--- Work instructions ---
Return verbatim the material starting at the line containing "Enumerate the UI" and ending at the line containing "1015, 2368, 1031]", both lines included.

--- Record excerpts ---
══════

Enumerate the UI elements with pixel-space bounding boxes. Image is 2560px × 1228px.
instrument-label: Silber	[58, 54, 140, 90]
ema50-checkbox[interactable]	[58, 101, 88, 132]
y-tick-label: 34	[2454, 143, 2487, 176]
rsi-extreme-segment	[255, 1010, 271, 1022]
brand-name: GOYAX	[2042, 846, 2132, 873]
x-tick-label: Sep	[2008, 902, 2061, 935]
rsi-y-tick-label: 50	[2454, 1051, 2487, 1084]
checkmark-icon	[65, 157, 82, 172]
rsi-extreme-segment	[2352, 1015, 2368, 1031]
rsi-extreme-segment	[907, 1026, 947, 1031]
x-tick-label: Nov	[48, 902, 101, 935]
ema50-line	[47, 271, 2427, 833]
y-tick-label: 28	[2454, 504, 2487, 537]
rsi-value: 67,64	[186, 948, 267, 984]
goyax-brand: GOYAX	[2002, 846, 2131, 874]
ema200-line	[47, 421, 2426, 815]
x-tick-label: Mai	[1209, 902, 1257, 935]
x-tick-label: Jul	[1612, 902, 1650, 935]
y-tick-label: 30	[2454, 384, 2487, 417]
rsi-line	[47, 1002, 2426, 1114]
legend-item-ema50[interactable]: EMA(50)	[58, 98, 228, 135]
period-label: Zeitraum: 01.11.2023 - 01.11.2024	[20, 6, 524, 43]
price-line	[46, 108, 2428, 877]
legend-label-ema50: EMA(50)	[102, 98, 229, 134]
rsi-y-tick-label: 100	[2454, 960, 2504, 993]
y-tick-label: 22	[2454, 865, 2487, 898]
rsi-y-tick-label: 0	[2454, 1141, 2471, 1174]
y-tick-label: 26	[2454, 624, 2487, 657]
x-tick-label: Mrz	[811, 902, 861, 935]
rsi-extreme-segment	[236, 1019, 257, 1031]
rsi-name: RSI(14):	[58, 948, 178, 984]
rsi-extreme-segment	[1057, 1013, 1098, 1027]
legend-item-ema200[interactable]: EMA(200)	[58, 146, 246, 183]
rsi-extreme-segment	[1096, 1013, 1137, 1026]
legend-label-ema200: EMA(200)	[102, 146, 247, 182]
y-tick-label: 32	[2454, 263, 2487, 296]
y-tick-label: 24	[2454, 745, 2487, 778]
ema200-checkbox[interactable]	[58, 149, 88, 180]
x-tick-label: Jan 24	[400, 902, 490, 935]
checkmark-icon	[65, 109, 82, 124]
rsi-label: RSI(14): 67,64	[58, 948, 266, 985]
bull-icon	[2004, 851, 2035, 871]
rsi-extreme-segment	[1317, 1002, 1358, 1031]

══════

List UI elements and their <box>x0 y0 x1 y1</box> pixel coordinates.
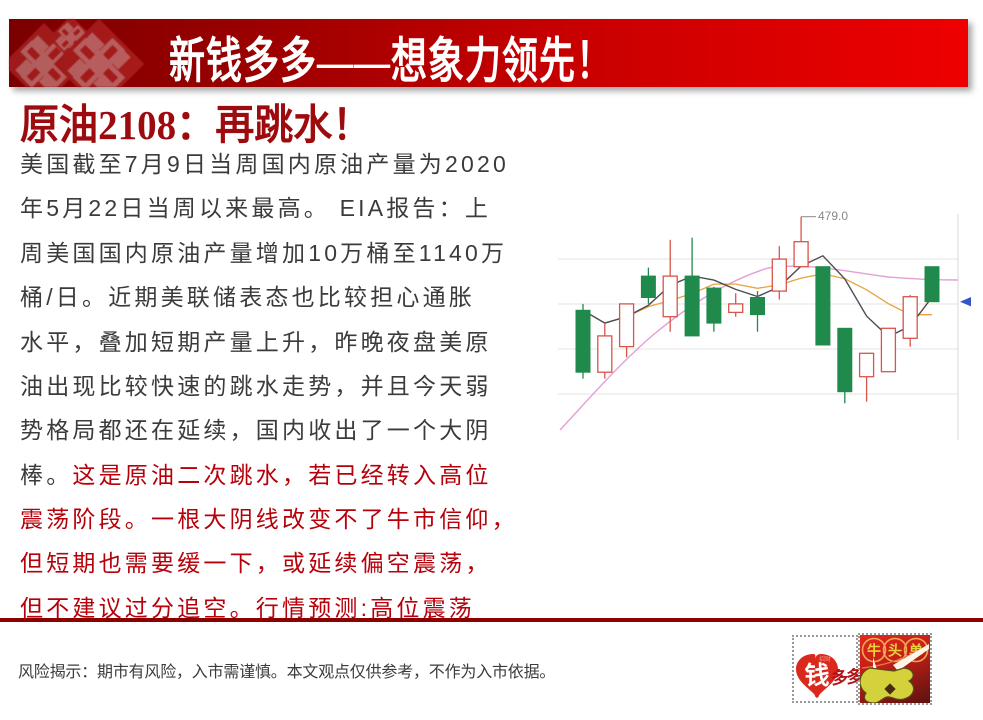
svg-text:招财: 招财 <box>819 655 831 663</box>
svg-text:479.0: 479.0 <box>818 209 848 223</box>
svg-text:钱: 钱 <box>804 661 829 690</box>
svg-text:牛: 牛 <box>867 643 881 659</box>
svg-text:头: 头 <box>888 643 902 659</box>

══════

--- Correct result ---
Enumerate the UI elements with pixel-space bounding boxes. Image is 2560px × 1228px.
instrument-label: Silber	[58, 54, 140, 90]
ema50-checkbox[interactable]	[58, 101, 88, 132]
y-tick-label: 34	[2454, 143, 2487, 176]
rsi-extreme-segment	[255, 1010, 271, 1022]
brand-name: GOYAX	[2042, 846, 2132, 873]
x-tick-label: Sep	[2008, 902, 2061, 935]
rsi-y-tick-label: 50	[2454, 1051, 2487, 1084]
checkmark-icon	[65, 157, 82, 172]
rsi-extreme-segment	[2352, 1015, 2368, 1031]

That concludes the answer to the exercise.